Answer with one number only: the number of lines that contain "image".
--- Start MATERIAL ---
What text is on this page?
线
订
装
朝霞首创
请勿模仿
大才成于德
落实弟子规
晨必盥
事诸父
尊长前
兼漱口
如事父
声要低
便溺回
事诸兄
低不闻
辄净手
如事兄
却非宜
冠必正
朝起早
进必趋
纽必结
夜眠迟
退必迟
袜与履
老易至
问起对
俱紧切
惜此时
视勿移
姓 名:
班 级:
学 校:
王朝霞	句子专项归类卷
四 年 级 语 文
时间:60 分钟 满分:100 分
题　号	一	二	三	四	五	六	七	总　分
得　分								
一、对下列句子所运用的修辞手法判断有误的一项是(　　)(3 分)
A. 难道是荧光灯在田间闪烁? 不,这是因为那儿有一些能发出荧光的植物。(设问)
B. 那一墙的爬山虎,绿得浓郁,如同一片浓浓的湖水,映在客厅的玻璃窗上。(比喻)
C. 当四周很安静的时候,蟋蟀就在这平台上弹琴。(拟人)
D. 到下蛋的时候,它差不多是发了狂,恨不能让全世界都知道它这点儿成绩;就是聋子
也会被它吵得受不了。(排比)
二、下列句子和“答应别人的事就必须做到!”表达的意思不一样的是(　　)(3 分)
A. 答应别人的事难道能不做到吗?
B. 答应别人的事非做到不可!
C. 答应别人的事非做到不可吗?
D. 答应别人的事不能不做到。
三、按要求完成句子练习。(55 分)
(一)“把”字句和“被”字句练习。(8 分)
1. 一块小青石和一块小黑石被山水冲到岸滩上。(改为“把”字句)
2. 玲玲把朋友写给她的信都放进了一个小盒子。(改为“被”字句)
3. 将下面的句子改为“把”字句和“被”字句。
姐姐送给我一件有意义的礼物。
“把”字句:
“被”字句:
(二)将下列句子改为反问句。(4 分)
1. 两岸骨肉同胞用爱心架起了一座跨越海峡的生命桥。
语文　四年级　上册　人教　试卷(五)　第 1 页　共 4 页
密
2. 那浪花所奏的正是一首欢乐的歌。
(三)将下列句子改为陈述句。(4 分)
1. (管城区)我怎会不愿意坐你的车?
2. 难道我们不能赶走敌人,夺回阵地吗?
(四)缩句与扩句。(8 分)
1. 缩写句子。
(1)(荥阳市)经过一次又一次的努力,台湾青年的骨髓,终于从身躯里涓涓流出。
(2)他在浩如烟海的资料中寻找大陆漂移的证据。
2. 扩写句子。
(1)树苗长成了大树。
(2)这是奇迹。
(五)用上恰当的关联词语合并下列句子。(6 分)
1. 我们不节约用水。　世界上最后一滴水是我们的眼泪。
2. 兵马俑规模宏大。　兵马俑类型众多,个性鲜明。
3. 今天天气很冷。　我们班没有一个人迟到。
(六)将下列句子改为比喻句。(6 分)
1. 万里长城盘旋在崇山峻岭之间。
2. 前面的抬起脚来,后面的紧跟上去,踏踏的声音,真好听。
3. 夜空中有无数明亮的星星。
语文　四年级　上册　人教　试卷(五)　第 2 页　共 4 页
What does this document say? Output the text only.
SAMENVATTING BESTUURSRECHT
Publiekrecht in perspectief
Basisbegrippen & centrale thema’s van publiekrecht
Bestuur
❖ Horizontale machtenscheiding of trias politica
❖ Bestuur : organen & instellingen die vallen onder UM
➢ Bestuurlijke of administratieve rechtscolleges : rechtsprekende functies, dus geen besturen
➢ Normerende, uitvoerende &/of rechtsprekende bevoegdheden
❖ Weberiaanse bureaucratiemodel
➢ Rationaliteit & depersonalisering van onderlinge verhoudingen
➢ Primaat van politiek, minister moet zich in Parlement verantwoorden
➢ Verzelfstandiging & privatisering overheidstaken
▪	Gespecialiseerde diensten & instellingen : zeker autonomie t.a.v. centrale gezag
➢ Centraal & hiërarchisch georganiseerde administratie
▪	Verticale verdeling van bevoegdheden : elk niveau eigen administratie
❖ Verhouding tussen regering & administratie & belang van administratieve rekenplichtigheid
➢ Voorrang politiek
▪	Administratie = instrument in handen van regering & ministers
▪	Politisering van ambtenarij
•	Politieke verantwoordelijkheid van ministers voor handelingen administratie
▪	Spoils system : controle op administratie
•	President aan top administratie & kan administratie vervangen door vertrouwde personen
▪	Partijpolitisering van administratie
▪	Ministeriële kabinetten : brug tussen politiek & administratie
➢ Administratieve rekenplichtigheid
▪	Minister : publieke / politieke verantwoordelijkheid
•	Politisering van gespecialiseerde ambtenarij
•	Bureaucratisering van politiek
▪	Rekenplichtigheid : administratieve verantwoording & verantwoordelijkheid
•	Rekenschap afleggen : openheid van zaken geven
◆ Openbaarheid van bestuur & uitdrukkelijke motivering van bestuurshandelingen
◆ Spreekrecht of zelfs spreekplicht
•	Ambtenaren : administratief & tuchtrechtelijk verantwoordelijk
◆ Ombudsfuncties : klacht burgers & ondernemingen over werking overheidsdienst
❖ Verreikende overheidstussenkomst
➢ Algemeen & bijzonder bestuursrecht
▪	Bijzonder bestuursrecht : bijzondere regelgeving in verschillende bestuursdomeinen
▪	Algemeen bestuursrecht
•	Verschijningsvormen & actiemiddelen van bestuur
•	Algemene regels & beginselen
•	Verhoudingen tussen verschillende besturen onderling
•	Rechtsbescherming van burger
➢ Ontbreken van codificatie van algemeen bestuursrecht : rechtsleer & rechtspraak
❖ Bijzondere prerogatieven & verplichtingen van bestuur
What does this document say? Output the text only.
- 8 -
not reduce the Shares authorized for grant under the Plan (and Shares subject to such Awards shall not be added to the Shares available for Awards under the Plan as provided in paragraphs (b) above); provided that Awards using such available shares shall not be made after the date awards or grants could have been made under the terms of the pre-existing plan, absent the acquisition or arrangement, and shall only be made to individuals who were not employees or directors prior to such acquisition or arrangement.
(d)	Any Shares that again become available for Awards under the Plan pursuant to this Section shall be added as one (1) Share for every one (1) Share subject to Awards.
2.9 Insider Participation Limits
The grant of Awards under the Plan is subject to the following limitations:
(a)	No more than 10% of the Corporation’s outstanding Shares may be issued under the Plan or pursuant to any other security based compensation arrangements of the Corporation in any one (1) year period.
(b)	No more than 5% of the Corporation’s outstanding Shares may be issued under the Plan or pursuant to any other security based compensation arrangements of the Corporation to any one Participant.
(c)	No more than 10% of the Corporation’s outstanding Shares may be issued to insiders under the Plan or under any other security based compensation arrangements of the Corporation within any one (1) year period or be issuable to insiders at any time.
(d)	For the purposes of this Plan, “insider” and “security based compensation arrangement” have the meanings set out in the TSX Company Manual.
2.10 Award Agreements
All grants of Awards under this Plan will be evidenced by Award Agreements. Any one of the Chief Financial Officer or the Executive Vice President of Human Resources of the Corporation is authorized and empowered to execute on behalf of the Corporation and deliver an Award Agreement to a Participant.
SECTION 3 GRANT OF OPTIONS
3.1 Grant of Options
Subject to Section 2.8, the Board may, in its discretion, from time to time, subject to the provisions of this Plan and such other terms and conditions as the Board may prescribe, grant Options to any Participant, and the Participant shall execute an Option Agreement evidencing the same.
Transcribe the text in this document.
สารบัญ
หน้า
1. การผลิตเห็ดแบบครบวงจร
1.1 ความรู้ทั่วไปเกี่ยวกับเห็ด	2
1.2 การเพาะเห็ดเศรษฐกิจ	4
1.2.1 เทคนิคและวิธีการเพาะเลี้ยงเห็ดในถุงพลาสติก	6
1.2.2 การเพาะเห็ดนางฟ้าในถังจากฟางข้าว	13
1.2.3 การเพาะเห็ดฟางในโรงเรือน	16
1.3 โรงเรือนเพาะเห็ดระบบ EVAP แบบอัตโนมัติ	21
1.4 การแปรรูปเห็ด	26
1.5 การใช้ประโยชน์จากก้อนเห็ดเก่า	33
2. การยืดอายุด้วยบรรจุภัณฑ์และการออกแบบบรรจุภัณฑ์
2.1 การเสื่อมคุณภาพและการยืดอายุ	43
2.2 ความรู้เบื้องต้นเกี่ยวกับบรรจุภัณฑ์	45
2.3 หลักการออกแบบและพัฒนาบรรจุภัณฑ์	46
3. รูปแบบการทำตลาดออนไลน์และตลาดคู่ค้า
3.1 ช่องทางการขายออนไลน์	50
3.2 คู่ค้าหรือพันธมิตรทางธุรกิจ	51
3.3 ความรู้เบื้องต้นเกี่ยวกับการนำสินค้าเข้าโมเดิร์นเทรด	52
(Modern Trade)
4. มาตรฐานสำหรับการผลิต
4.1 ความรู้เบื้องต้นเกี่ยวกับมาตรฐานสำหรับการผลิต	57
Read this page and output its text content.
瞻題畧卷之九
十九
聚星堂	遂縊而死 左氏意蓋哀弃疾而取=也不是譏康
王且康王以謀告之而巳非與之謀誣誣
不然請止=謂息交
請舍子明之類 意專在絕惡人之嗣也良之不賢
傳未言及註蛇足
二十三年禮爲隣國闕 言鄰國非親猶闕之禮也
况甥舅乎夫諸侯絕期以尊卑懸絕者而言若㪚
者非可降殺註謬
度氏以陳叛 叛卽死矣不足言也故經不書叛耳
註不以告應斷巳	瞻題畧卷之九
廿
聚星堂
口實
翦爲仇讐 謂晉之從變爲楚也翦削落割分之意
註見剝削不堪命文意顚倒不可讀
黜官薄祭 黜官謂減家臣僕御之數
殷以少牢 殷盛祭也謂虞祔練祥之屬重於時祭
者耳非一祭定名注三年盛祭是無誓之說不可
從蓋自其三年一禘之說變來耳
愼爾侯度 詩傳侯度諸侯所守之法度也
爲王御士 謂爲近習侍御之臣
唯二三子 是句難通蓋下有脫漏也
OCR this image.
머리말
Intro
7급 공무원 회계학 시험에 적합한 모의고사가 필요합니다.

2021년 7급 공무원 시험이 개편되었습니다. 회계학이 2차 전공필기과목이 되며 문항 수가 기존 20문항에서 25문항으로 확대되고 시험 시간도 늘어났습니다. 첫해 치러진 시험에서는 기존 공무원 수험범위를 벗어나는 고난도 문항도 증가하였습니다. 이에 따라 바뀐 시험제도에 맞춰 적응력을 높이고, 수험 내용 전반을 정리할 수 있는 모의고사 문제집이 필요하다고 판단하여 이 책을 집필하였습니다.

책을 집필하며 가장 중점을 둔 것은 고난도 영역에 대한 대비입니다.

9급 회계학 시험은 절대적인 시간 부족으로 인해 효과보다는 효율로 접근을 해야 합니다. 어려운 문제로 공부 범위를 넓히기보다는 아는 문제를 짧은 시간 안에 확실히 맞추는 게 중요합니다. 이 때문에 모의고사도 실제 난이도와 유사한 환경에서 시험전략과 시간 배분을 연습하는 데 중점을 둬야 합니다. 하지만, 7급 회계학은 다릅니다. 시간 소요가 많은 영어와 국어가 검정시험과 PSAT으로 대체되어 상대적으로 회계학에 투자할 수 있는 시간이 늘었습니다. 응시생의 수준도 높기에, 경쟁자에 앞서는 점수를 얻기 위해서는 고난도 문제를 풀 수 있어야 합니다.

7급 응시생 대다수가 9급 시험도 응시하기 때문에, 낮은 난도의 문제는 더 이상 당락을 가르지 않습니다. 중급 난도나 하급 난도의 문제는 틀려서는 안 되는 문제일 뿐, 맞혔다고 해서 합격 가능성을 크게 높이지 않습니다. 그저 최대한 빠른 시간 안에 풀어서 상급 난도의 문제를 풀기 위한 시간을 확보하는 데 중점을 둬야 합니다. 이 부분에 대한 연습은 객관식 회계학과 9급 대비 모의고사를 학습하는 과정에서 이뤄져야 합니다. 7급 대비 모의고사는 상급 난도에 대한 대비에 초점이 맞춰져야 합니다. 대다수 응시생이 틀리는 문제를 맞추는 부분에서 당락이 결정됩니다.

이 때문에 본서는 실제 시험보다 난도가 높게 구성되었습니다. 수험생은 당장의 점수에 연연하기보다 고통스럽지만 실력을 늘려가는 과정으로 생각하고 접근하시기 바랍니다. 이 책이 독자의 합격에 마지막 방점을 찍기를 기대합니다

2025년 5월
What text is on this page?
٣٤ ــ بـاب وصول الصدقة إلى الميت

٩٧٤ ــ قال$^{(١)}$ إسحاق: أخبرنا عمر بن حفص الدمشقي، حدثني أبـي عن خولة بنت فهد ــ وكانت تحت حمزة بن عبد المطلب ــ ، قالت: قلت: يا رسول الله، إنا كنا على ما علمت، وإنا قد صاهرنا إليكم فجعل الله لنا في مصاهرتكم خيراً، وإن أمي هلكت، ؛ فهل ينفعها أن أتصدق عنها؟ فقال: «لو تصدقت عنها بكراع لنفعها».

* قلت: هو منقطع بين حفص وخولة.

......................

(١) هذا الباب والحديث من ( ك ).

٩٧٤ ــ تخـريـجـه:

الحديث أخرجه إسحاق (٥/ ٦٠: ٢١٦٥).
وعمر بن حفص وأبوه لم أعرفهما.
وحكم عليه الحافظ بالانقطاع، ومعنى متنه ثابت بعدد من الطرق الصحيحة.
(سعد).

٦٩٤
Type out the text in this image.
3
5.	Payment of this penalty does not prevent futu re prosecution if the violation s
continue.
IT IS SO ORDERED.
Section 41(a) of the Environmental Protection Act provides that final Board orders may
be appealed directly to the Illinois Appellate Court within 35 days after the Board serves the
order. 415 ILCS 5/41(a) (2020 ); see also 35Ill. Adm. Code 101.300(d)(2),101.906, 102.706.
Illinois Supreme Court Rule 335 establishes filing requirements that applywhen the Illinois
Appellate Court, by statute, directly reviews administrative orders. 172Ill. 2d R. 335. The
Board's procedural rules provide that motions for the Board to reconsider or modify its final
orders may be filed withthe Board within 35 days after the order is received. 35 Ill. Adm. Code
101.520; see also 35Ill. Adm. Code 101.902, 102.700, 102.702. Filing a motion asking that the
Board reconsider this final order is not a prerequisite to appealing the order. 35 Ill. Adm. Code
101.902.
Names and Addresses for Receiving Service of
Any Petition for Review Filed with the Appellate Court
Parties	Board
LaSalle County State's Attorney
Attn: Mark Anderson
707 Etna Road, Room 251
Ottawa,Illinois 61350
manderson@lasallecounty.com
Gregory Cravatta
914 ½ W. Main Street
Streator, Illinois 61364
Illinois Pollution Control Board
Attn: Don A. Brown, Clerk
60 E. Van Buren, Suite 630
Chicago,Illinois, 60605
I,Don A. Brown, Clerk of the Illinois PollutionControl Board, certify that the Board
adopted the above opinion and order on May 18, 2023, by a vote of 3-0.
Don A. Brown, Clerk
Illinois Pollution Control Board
--- End MATERIAL ---
> [ANSWER TO THIS EXERCISE]: 2